*Written request:* Scan the entries below and extract each line with the word "Perpetual" in it.

- - - - -

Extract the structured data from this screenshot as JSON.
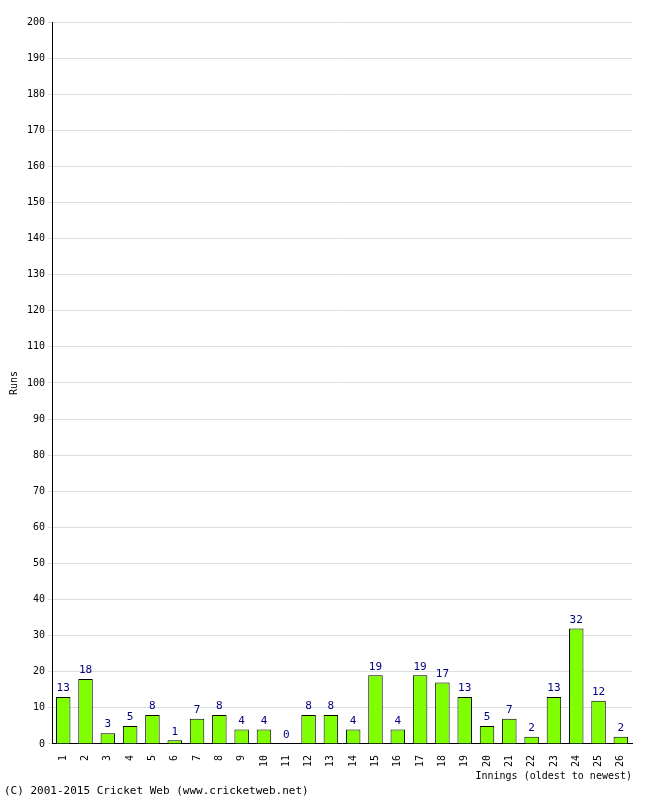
{
  "chart_data": {
    "type": "bar",
    "categories": [
      "1",
      "2",
      "3",
      "4",
      "5",
      "6",
      "7",
      "8",
      "9",
      "10",
      "11",
      "12",
      "13",
      "14",
      "15",
      "16",
      "17",
      "18",
      "19",
      "20",
      "21",
      "22",
      "23",
      "24",
      "25",
      "26"
    ],
    "values": [
      13,
      18,
      3,
      5,
      8,
      1,
      7,
      8,
      4,
      4,
      0,
      8,
      8,
      4,
      19,
      4,
      19,
      17,
      13,
      5,
      7,
      2,
      13,
      32,
      12,
      2
    ],
    "color": "#80ff00",
    "x_label": "Innings (oldest to newest)",
    "y_label": "Runs",
    "annotations": [
      "(C) 2001-2015 Cricket Web (www.cricketweb.net)"
    ],
    "ylim": [
      0,
      200
    ],
    "yticks": [
      0,
      10,
      20,
      30,
      40,
      50,
      60,
      70,
      80,
      90,
      100,
      110,
      120,
      130,
      140,
      150,
      160,
      170,
      180,
      190,
      200
    ],
    "grid": true,
    "data_labels": true
  }
}
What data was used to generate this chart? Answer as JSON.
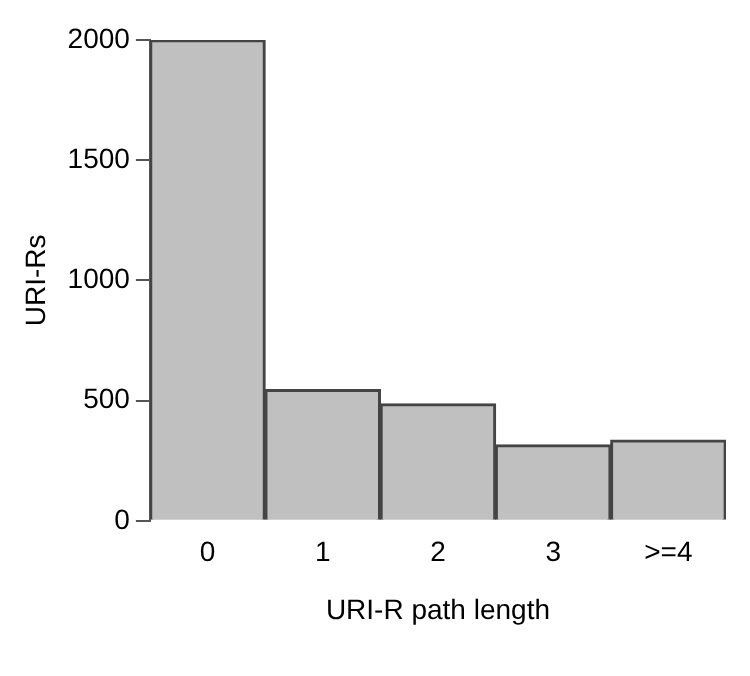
{
  "chart_data": {
    "type": "bar",
    "categories": [
      "0",
      "1",
      "2",
      "3",
      ">=4"
    ],
    "values": [
      2000,
      545,
      486,
      316,
      335
    ],
    "color": "#c0c0c0",
    "xlabel": "URI-R path length",
    "ylabel": "URI-Rs",
    "ylim": [
      0,
      2000
    ],
    "yticks": [
      0,
      500,
      1000,
      1500,
      2000
    ],
    "grid": false,
    "legend": false
  }
}
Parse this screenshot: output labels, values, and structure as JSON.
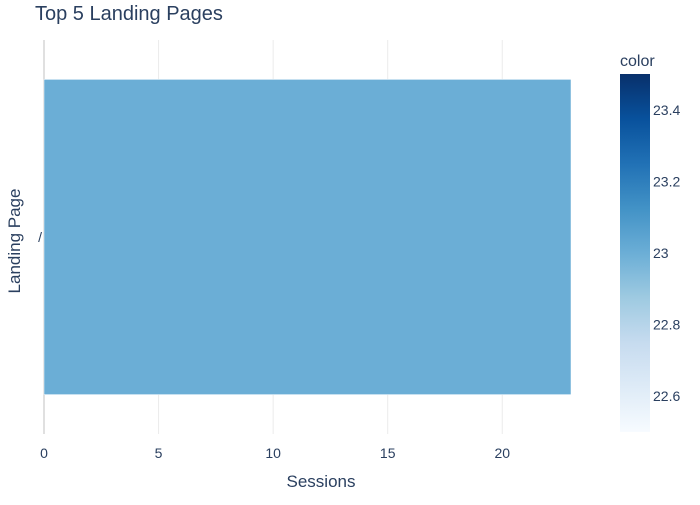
{
  "chart_data": {
    "type": "bar",
    "orientation": "horizontal",
    "title": "Top 5 Landing Pages",
    "xlabel": "Sessions",
    "ylabel": "Landing Page",
    "categories": [
      "/"
    ],
    "values": [
      23
    ],
    "xlim": [
      0,
      23
    ],
    "x_ticks": [
      "0",
      "5",
      "10",
      "15",
      "20"
    ],
    "grid": true,
    "bar_color": "#6baed6",
    "colorbar": {
      "title": "color",
      "range": [
        22.5,
        23.5
      ],
      "ticks": [
        "22.6",
        "22.8",
        "23",
        "23.2",
        "23.4"
      ],
      "colorscale": "Blues",
      "colors": [
        "#f7fbff",
        "#deebf7",
        "#c6dbef",
        "#9ecae1",
        "#6baed6",
        "#4292c6",
        "#2171b5",
        "#08519c",
        "#08306b"
      ]
    }
  }
}
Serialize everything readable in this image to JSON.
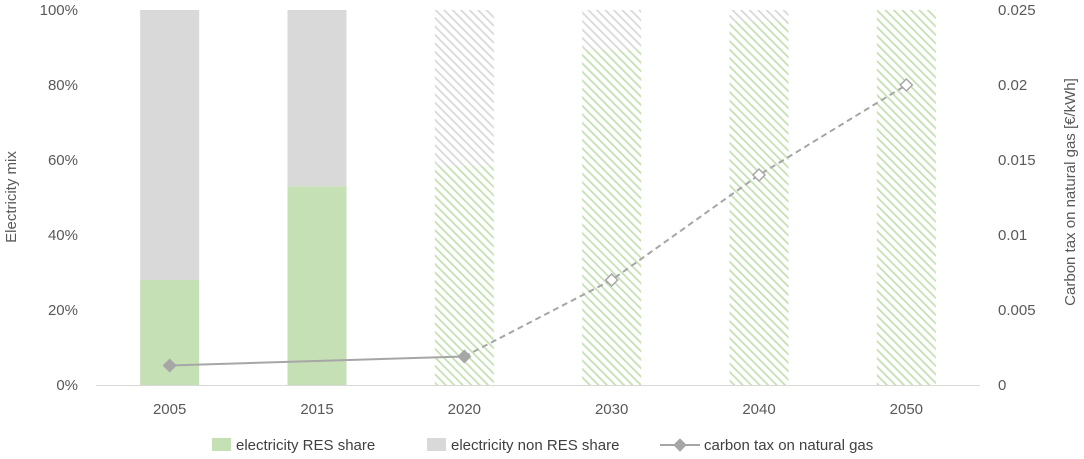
{
  "chart_data": {
    "type": "bar",
    "stacked": true,
    "categories": [
      "2005",
      "2015",
      "2020",
      "2030",
      "2040",
      "2050"
    ],
    "series": [
      {
        "name": "electricity RES share",
        "axis": "left",
        "values": [
          28,
          53,
          58.5,
          89.5,
          97,
          100
        ],
        "projected_from_index": 2,
        "color": "#c5e0b4"
      },
      {
        "name": "electricity non RES share",
        "axis": "left",
        "values": [
          72,
          47,
          41.5,
          10.5,
          3,
          0
        ],
        "projected_from_index": 2,
        "color": "#d9d9d9"
      },
      {
        "name": "carbon tax on natural gas",
        "type": "line",
        "axis": "right",
        "values": [
          0.0013,
          null,
          0.0019,
          0.007,
          0.014,
          0.02
        ],
        "x_positions": [
          0,
          1.2,
          2,
          3,
          4,
          5
        ],
        "x_values_note": null,
        "points": [
          {
            "category": "2005",
            "value": 0.0013
          },
          {
            "category": "2020",
            "value": 0.0019
          },
          {
            "category": "2030",
            "value": 0.007
          },
          {
            "category": "2040",
            "value": 0.014
          },
          {
            "category": "2050",
            "value": 0.02
          }
        ],
        "dashed_from_index": 2,
        "color": "#a6a6a6"
      }
    ],
    "ylabel": "Electricity mix",
    "ylabel_right": "Carbon tax on natural gas [€/kWh]",
    "ylim": [
      0,
      100
    ],
    "ylim_right": [
      0,
      0.025
    ],
    "yticks": [
      "0%",
      "20%",
      "40%",
      "60%",
      "80%",
      "100%"
    ],
    "yticks_right": [
      "0",
      "0.005",
      "0.01",
      "0.015",
      "0.02",
      "0.025"
    ],
    "grid": false,
    "legend_position": "bottom"
  }
}
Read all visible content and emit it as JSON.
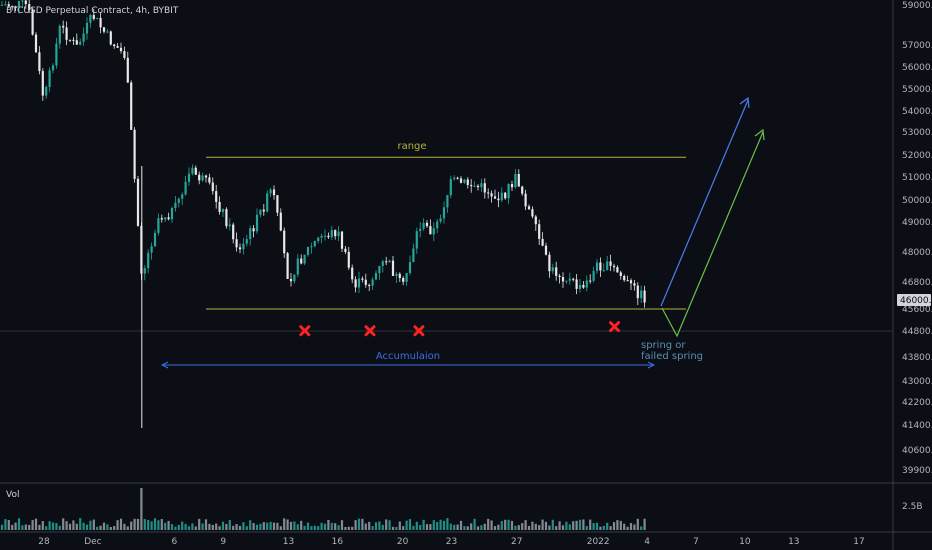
{
  "header": {
    "title": "BTCUSD Perpetual Contract, 4h, BYBIT",
    "volume_label": "Vol"
  },
  "colors": {
    "background": "#0c0e15",
    "candle_up": "#26a69a",
    "candle_down": "#e8e8e8",
    "range_line": "#b5b33a",
    "accumulation": "#3a6fe0",
    "arrow_blue": "#4a7ff0",
    "arrow_green": "#6cc04a",
    "marker": "#ff2222",
    "spring_text": "#5a8fb0"
  },
  "chart_data": {
    "type": "candlestick",
    "symbol": "BTCUSD Perpetual Contract",
    "timeframe": "4h",
    "exchange": "BYBIT",
    "price_axis": {
      "ticks": [
        "59000.0",
        "57000.0",
        "56000.0",
        "55000.0",
        "54000.0",
        "53000.0",
        "52000.0",
        "51000.0",
        "50000.0",
        "49000.0",
        "48000.0",
        "46800.0",
        "45600.0",
        "44800.0",
        "43800.0",
        "43000.0",
        "42200.0",
        "41400.0",
        "40600.0",
        "39900.0"
      ],
      "current_price": "46000.0",
      "volume_tick": "2.5B"
    },
    "time_axis": {
      "ticks": [
        "28",
        "Dec",
        "6",
        "9",
        "13",
        "16",
        "20",
        "23",
        "27",
        "2022",
        "4",
        "7",
        "10",
        "13",
        "17"
      ]
    },
    "price_path": [
      {
        "date": "Nov 27",
        "price": 59200
      },
      {
        "date": "Nov 28",
        "price": 54500
      },
      {
        "date": "Nov 29",
        "price": 58000
      },
      {
        "date": "Nov 30",
        "price": 57000
      },
      {
        "date": "Dec 1",
        "price": 58500
      },
      {
        "date": "Dec 2",
        "price": 57400
      },
      {
        "date": "Dec 3",
        "price": 56600
      },
      {
        "date": "Dec 4",
        "price": 47000
      },
      {
        "date": "Dec 5",
        "price": 49200
      },
      {
        "date": "Dec 6",
        "price": 49500
      },
      {
        "date": "Dec 7",
        "price": 51300
      },
      {
        "date": "Dec 8",
        "price": 50700
      },
      {
        "date": "Dec 9",
        "price": 49400
      },
      {
        "date": "Dec 10",
        "price": 48000
      },
      {
        "date": "Dec 11",
        "price": 49000
      },
      {
        "date": "Dec 12",
        "price": 50500
      },
      {
        "date": "Dec 13",
        "price": 46900
      },
      {
        "date": "Dec 14",
        "price": 48000
      },
      {
        "date": "Dec 15",
        "price": 48500
      },
      {
        "date": "Dec 16",
        "price": 48700
      },
      {
        "date": "Dec 17",
        "price": 46700
      },
      {
        "date": "Dec 18",
        "price": 46800
      },
      {
        "date": "Dec 19",
        "price": 47700
      },
      {
        "date": "Dec 20",
        "price": 46500
      },
      {
        "date": "Dec 21",
        "price": 48900
      },
      {
        "date": "Dec 22",
        "price": 48700
      },
      {
        "date": "Dec 23",
        "price": 50800
      },
      {
        "date": "Dec 24",
        "price": 50700
      },
      {
        "date": "Dec 25",
        "price": 50500
      },
      {
        "date": "Dec 26",
        "price": 50000
      },
      {
        "date": "Dec 27",
        "price": 51000
      },
      {
        "date": "Dec 28",
        "price": 49000
      },
      {
        "date": "Dec 29",
        "price": 47300
      },
      {
        "date": "Dec 30",
        "price": 47000
      },
      {
        "date": "Dec 31",
        "price": 46400
      },
      {
        "date": "Jan 1",
        "price": 47500
      },
      {
        "date": "Jan 2",
        "price": 47300
      },
      {
        "date": "Jan 3",
        "price": 46600
      },
      {
        "date": "Jan 4",
        "price": 46000
      }
    ],
    "volume_spike_date": "Dec 4",
    "annotations": {
      "range": {
        "label": "range",
        "top_price": 51900,
        "bottom_price": 45600
      },
      "accumulation": {
        "label": "Accumulaion"
      },
      "spring": {
        "label_line1": "spring or",
        "label_line2": "failed spring"
      },
      "markers": [
        {
          "date": "Dec 14",
          "price": 45100
        },
        {
          "date": "Dec 18",
          "price": 45100
        },
        {
          "date": "Dec 21",
          "price": 45100
        },
        {
          "date": "Jan 2",
          "price": 45250
        }
      ]
    }
  }
}
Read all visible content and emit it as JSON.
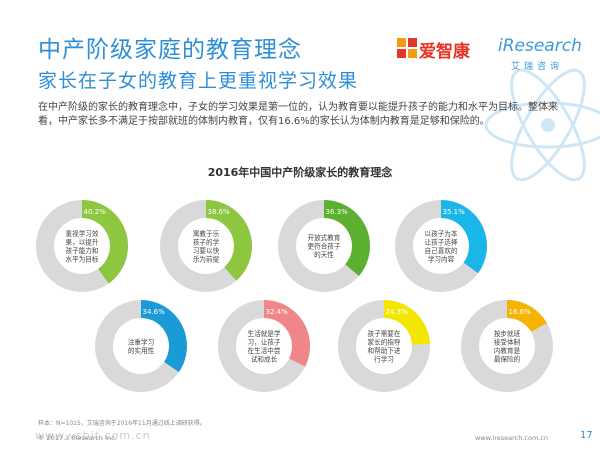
{
  "header": {
    "title": "中产阶级家庭的教育理念",
    "subtitle": "家长在子女的教育上更重视学习效果"
  },
  "logo": {
    "brand": "爱智康",
    "ires": "iResearch",
    "ires_cn": "艾瑞咨询"
  },
  "description": "在中产阶级的家长的教育理念中，子女的学习效果是第一位的，认为教育要以能提升孩子的能力和水平为目标。整体来看，中产家长多不满足于按部就班的体制内教育，仅有16.6%的家长认为体制内教育是足够和保险的。",
  "footer": {
    "footnote": "样本：N=1015，艾瑞咨询于2016年11月通过线上调研获得。",
    "copyright": "© 2017.3  iResearch Inc.",
    "website": "www.iresearch.com.cn",
    "page": "17",
    "watermark": "www.vsbit.com.cn"
  },
  "colors": {
    "accent": "#2f8fd6",
    "track": "#d9d9d9",
    "green": "#8dc63f",
    "green_dark": "#5cb030",
    "cyan": "#1bb6e8",
    "blue": "#1a9bd7",
    "pink": "#f0868a",
    "yellow": "#f3e600",
    "orange": "#f4b400"
  },
  "chart_data": {
    "type": "pie",
    "title": "2016年中国中产阶级家长的教育理念",
    "unit": "%",
    "items": [
      {
        "label": "重视学习效果，以提升孩子能力和水平为目标",
        "lines": [
          "重视学习效",
          "果，以提升",
          "孩子能力和",
          "水平为目标"
        ],
        "value": 40.2,
        "color": "#8dc63f"
      },
      {
        "label": "寓教于乐孩子的学习要以快乐为前提",
        "lines": [
          "寓教于乐",
          "孩子的学",
          "习要以快",
          "乐为前提"
        ],
        "value": 38.6,
        "color": "#8dc63f"
      },
      {
        "label": "开放式教育更符合孩子的天性",
        "lines": [
          "开放式教育",
          "更符合孩子",
          "的天性"
        ],
        "value": 36.3,
        "color": "#5cb030"
      },
      {
        "label": "以孩子为本让孩子选择自己喜欢的学习内容",
        "lines": [
          "以孩子为本",
          "让孩子选择",
          "自己喜欢的",
          "学习内容"
        ],
        "value": 35.1,
        "color": "#1bb6e8"
      },
      {
        "label": "注重学习的实用性",
        "lines": [
          "注重学习",
          "的实用性"
        ],
        "value": 34.6,
        "color": "#1a9bd7"
      },
      {
        "label": "生活就是学习，让孩子在生活中尝试和成长",
        "lines": [
          "生活就是学",
          "习，让孩子",
          "在生活中尝",
          "试和成长"
        ],
        "value": 32.4,
        "color": "#f0868a"
      },
      {
        "label": "孩子需要在家长的指导和帮助下进行学习",
        "lines": [
          "孩子需要在",
          "家长的指导",
          "和帮助下进",
          "行学习"
        ],
        "value": 24.3,
        "color": "#f3e600"
      },
      {
        "label": "按步就班接受体制内教育是最保险的",
        "lines": [
          "按步就班",
          "接受体制",
          "内教育是",
          "最保险的"
        ],
        "value": 16.6,
        "color": "#f4b400"
      }
    ]
  }
}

- - - - -

*The answer:*
    "title": "BTCUSD Perpetual Contract, 4h, BYBIT",
    "symbol": "BTCUSD Perpetual Contract",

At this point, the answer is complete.